Dataset items:

++++

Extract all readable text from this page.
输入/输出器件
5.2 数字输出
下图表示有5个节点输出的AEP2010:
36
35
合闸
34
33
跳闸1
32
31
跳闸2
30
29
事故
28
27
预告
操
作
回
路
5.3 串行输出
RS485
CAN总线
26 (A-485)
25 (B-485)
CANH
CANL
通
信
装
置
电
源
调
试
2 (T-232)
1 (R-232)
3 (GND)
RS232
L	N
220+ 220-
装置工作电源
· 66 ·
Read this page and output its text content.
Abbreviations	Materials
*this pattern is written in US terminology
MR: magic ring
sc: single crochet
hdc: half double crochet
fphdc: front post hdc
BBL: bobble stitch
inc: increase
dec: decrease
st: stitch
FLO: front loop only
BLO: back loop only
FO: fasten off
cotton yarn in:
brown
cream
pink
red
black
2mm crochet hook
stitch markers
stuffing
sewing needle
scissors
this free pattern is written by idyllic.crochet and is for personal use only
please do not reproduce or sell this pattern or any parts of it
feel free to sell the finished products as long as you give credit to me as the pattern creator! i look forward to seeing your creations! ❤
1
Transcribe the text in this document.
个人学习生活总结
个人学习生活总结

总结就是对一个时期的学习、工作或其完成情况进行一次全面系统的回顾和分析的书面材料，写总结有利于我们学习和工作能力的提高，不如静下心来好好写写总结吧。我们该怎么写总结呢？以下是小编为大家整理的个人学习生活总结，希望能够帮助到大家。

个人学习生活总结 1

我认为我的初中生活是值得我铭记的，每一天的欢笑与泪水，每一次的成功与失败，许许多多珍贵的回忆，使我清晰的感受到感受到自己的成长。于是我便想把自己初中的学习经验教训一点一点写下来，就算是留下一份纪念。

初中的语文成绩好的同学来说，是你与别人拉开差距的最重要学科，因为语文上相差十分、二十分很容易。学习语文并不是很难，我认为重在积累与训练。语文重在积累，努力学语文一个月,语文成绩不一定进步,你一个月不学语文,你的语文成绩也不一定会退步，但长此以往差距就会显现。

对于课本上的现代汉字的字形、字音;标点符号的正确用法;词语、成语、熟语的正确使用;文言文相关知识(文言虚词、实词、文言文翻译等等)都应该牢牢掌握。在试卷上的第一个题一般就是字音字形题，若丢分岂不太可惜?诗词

++++

▶ _Task prompt_: Transcribe every entry word for word.

▶ _Right answer_:
Extract all readable text from this page.
输入/输出器件
5.2 数字输出
下图表示有5个节点输出的AEP2010:
36
35
合闸
34
33
跳闸1
32
31
跳闸2
30
29
事故
28
27
预告
操
作
回
路
5.3 串行输出
RS485
CAN总线
26 (A-485)
25 (B-485)
CANH
CANL
通
信
装
置
电
源
调
试
2 (T-232)
1 (R-232)
3 (GND)
RS232
L	N
220+ 220-
装置工作电源
· 66 ·
Read this page and output its text content.
Abbreviations	Materials
*this pattern is written in US terminology
MR: magic ring
sc: single crochet
hdc: half double crochet
fphdc: front post hdc
BBL: bobble stitch
inc: increase
dec: decrease
st: stitch
FLO: front loop only
BLO: back loop only
FO: fasten off
cotton yarn in:
brown
cream
pink
red
black
2mm crochet hook
stitch markers
stuffing
sewing needle
scissors
this free pattern is written by idyllic.crochet and is for personal use only
please do not reproduce or sell this pattern or any parts of it
feel free to sell the finished products as long as you give credit to me as the pattern creator! i look forward to seeing your creations! ❤
1
Transcribe the text in this document.
个人学习生活总结
个人学习生活总结

总结就是对一个时期的学习、工作或其完成情况进行一次全面系统的回顾和分析的书面材料，写总结有利于我们学习和工作能力的提高，不如静下心来好好写写总结吧。我们该怎么写总结呢？以下是小编为大家整理的个人学习生活总结，希望能够帮助到大家。

个人学习生活总结 1

我认为我的初中生活是值得我铭记的，每一天的欢笑与泪水，每一次的成功与失败，许许多多珍贵的回忆，使我清晰的感受到感受到自己的成长。于是我便想把自己初中的学习经验教训一点一点写下来，就算是留下一份纪念。

初中的语文成绩好的同学来说，是你与别人拉开差距的最重要学科，因为语文上相差十分、二十分很容易。学习语文并不是很难，我认为重在积累与训练。语文重在积累，努力学语文一个月,语文成绩不一定进步,你一个月不学语文,你的语文成绩也不一定会退步，但长此以往差距就会显现。

对于课本上的现代汉字的字形、字音;标点符号的正确用法;词语、成语、熟语的正确使用;文言文相关知识(文言虚词、实词、文言文翻译等等)都应该牢牢掌握。在试卷上的第一个题一般就是字音字形题，若丢分岂不太可惜?诗词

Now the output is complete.